▶ _Directions_
Extract every line of the material below and reproduce it faithfully.

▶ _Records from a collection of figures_
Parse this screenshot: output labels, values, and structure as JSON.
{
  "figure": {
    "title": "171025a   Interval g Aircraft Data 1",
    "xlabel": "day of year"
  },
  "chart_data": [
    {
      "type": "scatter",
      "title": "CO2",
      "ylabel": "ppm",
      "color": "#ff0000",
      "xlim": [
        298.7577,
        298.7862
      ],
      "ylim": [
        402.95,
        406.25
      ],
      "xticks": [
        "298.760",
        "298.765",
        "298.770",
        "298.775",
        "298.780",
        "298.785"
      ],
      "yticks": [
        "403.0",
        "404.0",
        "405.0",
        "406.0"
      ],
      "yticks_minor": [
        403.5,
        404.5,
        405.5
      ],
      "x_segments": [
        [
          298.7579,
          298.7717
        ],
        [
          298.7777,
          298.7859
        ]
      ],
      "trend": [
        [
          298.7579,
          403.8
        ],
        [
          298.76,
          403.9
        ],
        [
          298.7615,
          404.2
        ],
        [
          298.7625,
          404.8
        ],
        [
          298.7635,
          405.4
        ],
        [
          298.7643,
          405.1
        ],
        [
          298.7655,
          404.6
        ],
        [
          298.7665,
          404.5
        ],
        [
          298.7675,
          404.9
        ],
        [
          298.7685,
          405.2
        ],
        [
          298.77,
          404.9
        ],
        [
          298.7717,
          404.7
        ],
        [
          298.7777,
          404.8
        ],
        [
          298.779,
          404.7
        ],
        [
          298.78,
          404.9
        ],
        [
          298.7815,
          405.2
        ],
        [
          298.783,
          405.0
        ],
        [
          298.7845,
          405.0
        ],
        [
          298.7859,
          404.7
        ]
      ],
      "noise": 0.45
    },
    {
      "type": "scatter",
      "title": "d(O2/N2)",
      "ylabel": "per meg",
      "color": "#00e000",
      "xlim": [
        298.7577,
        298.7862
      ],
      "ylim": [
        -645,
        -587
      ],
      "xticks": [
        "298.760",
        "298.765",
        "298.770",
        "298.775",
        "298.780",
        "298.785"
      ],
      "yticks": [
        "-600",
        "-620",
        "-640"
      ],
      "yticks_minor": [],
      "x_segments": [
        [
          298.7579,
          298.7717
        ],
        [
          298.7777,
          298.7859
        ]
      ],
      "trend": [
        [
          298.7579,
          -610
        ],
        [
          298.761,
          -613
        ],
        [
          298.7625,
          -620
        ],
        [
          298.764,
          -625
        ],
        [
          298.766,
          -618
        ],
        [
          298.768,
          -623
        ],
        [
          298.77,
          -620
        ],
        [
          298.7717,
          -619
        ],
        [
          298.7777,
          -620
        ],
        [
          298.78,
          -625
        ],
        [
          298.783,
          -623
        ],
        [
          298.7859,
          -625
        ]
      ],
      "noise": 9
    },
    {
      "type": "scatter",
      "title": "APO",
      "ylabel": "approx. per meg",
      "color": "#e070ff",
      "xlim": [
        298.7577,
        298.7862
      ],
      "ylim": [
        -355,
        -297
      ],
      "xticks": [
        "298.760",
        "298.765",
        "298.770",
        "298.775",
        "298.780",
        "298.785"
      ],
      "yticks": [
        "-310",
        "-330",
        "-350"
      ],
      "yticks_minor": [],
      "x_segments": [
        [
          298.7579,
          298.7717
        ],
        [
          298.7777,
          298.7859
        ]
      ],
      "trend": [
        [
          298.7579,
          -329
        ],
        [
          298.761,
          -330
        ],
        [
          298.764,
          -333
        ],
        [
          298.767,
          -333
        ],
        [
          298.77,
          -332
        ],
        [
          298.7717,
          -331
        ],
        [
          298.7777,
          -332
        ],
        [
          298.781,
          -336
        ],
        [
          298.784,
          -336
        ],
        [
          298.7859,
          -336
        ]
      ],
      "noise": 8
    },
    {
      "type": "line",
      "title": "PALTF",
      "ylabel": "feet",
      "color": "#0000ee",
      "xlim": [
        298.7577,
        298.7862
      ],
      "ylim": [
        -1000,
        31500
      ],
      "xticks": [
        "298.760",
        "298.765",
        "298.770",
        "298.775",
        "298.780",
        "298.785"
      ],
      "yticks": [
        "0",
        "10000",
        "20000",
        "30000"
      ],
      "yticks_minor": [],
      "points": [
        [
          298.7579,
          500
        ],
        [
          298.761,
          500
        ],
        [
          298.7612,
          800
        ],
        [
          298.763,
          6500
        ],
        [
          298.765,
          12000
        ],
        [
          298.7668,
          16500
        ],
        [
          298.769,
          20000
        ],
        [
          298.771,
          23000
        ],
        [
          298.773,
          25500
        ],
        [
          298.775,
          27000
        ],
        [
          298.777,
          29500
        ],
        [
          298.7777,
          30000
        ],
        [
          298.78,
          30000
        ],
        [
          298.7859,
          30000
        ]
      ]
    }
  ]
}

▶ _Written response_
Parse this screenshot: output labels, values, and structure as JSON.
{
  "figure": {
    "title": "171025a   Interval g Aircraft Data 1",
    "xlabel": "day of year"
  },
  "chart_data": [
    {
      "type": "scatter",
      "title": "CO2",
      "ylabel": "ppm",
      "color": "#ff0000",
      "xlim": [
        298.7577,
        298.7862
      ],
      "ylim": [
        402.95,
        406.25
      ],
      "xticks": [
        "298.760",
        "298.765",
        "298.770",
        "298.775",
        "298.780",
        "298.785"
      ],
      "yticks": [
        "403.0",
        "404.0",
        "405.0",
        "406.0"
      ],
      "yticks_minor": [
        403.5,
        404.5,
        405.5
      ],
      "x_segments": [
        [
          298.7579,
          298.7717
        ],
        [
          298.7777,
          298.7859
        ]
      ],
      "trend": [
        [
          298.7579,
          403.8
        ],
        [
          298.76,
          403.9
        ],
        [
          298.7615,
          404.2
        ],
        [
          298.7625,
          404.8
        ],
        [
          298.7635,
          405.4
        ],
        [
          298.7643,
          405.1
        ],
        [
          298.7655,
          404.6
        ],
        [
          298.7665,
          404.5
        ],
        [
          298.7675,
          404.9
        ],
        [
          298.7685,
          405.2
        ],
        [
          298.77,
          404.9
        ],
        [
          298.7717,
          404.7
        ],
        [
          298.7777,
          404.8
        ],
        [
          298.779,
          404.7
        ],
        [
          298.78,
          404.9
        ],
        [
          298.7815,
          405.2
        ],
        [
          298.783,
          405.0
        ],
        [
          298.7845,
          405.0
        ],
        [
          298.7859,
          404.7
        ]
      ],
      "noise": 0.45
    },
    {
      "type": "scatter",
      "title": "d(O2/N2)",
      "ylabel": "per meg",
      "color": "#00e000",
      "xlim": [
        298.7577,
        298.7862
      ],
      "ylim": [
        -645,
        -587
      ],
      "xticks": [
        "298.760",
        "298.765",
        "298.770",
        "298.775",
        "298.780",
        "298.785"
      ],
      "yticks": [
        "-600",
        "-620",
        "-640"
      ],
      "yticks_minor": [],
      "x_segments": [
        [
          298.7579,
          298.7717
        ],
        [
          298.7777,
          298.7859
        ]
      ],
      "trend": [
        [
          298.7579,
          -610
        ],
        [
          298.761,
          -613
        ],
        [
          298.7625,
          -620
        ],
        [
          298.764,
          -625
        ],
        [
          298.766,
          -618
        ],
        [
          298.768,
          -623
        ],
        [
          298.77,
          -620
        ],
        [
          298.7717,
          -619
        ],
        [
          298.7777,
          -620
        ],
        [
          298.78,
          -625
        ],
        [
          298.783,
          -623
        ],
        [
          298.7859,
          -625
        ]
      ],
      "noise": 9
    },
    {
      "type": "scatter",
      "title": "APO",
      "ylabel": "approx. per meg",
      "color": "#e070ff",
      "xlim": [
        298.7577,
        298.7862
      ],
      "ylim": [
        -355,
        -297
      ],
      "xticks": [
        "298.760",
        "298.765",
        "298.770",
        "298.775",
        "298.780",
        "298.785"
      ],
      "yticks": [
        "-310",
        "-330",
        "-350"
      ],
      "yticks_minor": [],
      "x_segments": [
        [
          298.7579,
          298.7717
        ],
        [
          298.7777,
          298.7859
        ]
      ],
      "trend": [
        [
          298.7579,
          -329
        ],
        [
          298.761,
          -330
        ],
        [
          298.764,
          -333
        ],
        [
          298.767,
          -333
        ],
        [
          298.77,
          -332
        ],
        [
          298.7717,
          -331
        ],
        [
          298.7777,
          -332
        ],
        [
          298.781,
          -336
        ],
        [
          298.784,
          -336
        ],
        [
          298.7859,
          -336
        ]
      ],
      "noise": 8
    },
    {
      "type": "line",
      "title": "PALTF",
      "ylabel": "feet",
      "color": "#0000ee",
      "xlim": [
        298.7577,
        298.7862
      ],
      "ylim": [
        -1000,
        31500
      ],
      "xticks": [
        "298.760",
        "298.765",
        "298.770",
        "298.775",
        "298.780",
        "298.785"
      ],
      "yticks": [
        "0",
        "10000",
        "20000",
        "30000"
      ],
      "yticks_minor": [],
      "points": [
        [
          298.7579,
          500
        ],
        [
          298.761,
          500
        ],
        [
          298.7612,
          800
        ],
        [
          298.763,
          6500
        ],
        [
          298.765,
          12000
        ],
        [
          298.7668,
          16500
        ],
        [
          298.769,
          20000
        ],
        [
          298.771,
          23000
        ],
        [
          298.773,
          25500
        ],
        [
          298.775,
          27000
        ],
        [
          298.777,
          29500
        ],
        [
          298.7777,
          30000
        ],
        [
          298.78,
          30000
        ],
        [
          298.7859,
          30000
        ]
      ]
    }
  ]
}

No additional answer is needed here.